§ TASK GOAL: Edit the data below so that every "series-line" becomes "series-curve", and leave everything else unchanged.
·····
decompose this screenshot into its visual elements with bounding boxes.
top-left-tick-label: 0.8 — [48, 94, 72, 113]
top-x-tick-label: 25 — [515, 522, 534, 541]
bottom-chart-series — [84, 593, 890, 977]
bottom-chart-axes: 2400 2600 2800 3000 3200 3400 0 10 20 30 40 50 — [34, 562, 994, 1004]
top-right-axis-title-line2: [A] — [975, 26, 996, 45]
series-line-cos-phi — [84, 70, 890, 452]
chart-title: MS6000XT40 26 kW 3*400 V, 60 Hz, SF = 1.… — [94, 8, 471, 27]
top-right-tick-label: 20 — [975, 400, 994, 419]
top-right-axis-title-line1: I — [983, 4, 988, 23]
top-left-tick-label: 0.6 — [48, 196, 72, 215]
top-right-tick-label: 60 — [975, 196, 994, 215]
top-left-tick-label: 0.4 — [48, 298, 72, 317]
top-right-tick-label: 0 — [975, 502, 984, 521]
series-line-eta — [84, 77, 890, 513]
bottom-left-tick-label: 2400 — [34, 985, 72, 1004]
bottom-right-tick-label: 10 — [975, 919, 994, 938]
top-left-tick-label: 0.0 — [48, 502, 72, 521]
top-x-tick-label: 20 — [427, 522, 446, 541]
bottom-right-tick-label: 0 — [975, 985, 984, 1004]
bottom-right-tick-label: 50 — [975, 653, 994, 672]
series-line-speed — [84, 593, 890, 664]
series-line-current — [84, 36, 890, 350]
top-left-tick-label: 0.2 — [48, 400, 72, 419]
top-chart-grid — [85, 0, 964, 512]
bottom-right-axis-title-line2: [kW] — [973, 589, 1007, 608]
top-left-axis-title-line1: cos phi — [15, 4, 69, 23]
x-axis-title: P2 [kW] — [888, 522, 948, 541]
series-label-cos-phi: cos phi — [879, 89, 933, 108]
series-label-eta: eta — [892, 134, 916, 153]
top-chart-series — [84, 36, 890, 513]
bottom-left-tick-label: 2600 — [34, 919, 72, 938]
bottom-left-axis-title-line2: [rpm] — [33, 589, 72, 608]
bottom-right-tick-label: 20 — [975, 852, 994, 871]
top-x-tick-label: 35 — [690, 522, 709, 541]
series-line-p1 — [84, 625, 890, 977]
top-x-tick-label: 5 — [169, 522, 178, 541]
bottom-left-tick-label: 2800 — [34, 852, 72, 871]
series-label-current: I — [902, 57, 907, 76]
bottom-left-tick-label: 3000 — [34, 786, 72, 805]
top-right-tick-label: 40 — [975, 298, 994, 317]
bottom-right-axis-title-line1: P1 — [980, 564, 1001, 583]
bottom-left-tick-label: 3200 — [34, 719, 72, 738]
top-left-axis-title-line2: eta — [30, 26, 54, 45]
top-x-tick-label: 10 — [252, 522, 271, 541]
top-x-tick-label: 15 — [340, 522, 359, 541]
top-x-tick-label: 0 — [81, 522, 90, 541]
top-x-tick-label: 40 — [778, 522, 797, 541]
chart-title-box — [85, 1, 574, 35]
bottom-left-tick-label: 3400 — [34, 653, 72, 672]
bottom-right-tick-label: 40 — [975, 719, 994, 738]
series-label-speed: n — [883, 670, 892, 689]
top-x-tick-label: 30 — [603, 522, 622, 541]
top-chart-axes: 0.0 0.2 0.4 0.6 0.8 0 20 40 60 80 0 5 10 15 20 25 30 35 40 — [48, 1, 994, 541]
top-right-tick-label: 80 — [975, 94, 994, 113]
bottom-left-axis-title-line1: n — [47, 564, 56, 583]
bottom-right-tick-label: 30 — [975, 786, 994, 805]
·····
§ RESULT OF THE EXERCISE:
decompose this screenshot into its visual elements with bounding boxes.
top-left-tick-label: 0.8 — [48, 94, 72, 113]
top-x-tick-label: 25 — [515, 522, 534, 541]
bottom-chart-series — [84, 593, 890, 977]
bottom-chart-axes: 2400 2600 2800 3000 3200 3400 0 10 20 30 40 50 — [34, 562, 994, 1004]
top-right-axis-title-line2: [A] — [975, 26, 996, 45]
series-curve-cos-phi — [84, 70, 890, 452]
chart-title: MS6000XT40 26 kW 3*400 V, 60 Hz, SF = 1.… — [94, 8, 471, 27]
top-right-tick-label: 20 — [975, 400, 994, 419]
top-right-axis-title-line1: I — [983, 4, 988, 23]
top-left-tick-label: 0.6 — [48, 196, 72, 215]
top-right-tick-label: 60 — [975, 196, 994, 215]
top-left-tick-label: 0.4 — [48, 298, 72, 317]
top-right-tick-label: 0 — [975, 502, 984, 521]
series-curve-eta — [84, 77, 890, 513]
bottom-left-tick-label: 2400 — [34, 985, 72, 1004]
bottom-right-tick-label: 10 — [975, 919, 994, 938]
top-left-tick-label: 0.0 — [48, 502, 72, 521]
top-x-tick-label: 20 — [427, 522, 446, 541]
bottom-right-tick-label: 0 — [975, 985, 984, 1004]
bottom-right-tick-label: 50 — [975, 653, 994, 672]
series-curve-speed — [84, 593, 890, 664]
series-curve-current — [84, 36, 890, 350]
top-left-tick-label: 0.2 — [48, 400, 72, 419]
top-chart-grid — [85, 0, 964, 512]
bottom-right-axis-title-line2: [kW] — [973, 589, 1007, 608]
top-left-axis-title-line1: cos phi — [15, 4, 69, 23]
x-axis-title: P2 [kW] — [888, 522, 948, 541]
series-label-cos-phi: cos phi — [879, 89, 933, 108]
series-label-eta: eta — [892, 134, 916, 153]
top-chart-series — [84, 36, 890, 513]
bottom-left-tick-label: 2600 — [34, 919, 72, 938]
bottom-left-axis-title-line2: [rpm] — [33, 589, 72, 608]
bottom-right-tick-label: 20 — [975, 852, 994, 871]
top-x-tick-label: 35 — [690, 522, 709, 541]
series-curve-p1 — [84, 625, 890, 977]
top-x-tick-label: 5 — [169, 522, 178, 541]
bottom-left-tick-label: 2800 — [34, 852, 72, 871]
series-label-current: I — [902, 57, 907, 76]
bottom-left-tick-label: 3000 — [34, 786, 72, 805]
top-right-tick-label: 40 — [975, 298, 994, 317]
bottom-right-axis-title-line1: P1 — [980, 564, 1001, 583]
bottom-left-tick-label: 3200 — [34, 719, 72, 738]
top-left-axis-title-line2: eta — [30, 26, 54, 45]
top-x-tick-label: 10 — [252, 522, 271, 541]
top-x-tick-label: 15 — [340, 522, 359, 541]
top-x-tick-label: 0 — [81, 522, 90, 541]
top-x-tick-label: 40 — [778, 522, 797, 541]
chart-title-box — [85, 1, 574, 35]
bottom-left-tick-label: 3400 — [34, 653, 72, 672]
bottom-right-tick-label: 40 — [975, 719, 994, 738]
series-label-speed: n — [883, 670, 892, 689]
top-x-tick-label: 30 — [603, 522, 622, 541]
top-chart-axes: 0.0 0.2 0.4 0.6 0.8 0 20 40 60 80 0 5 10 15 20 25 30 35 40 — [48, 1, 994, 541]
top-right-tick-label: 80 — [975, 94, 994, 113]
bottom-left-axis-title-line1: n — [47, 564, 56, 583]
bottom-right-tick-label: 30 — [975, 786, 994, 805]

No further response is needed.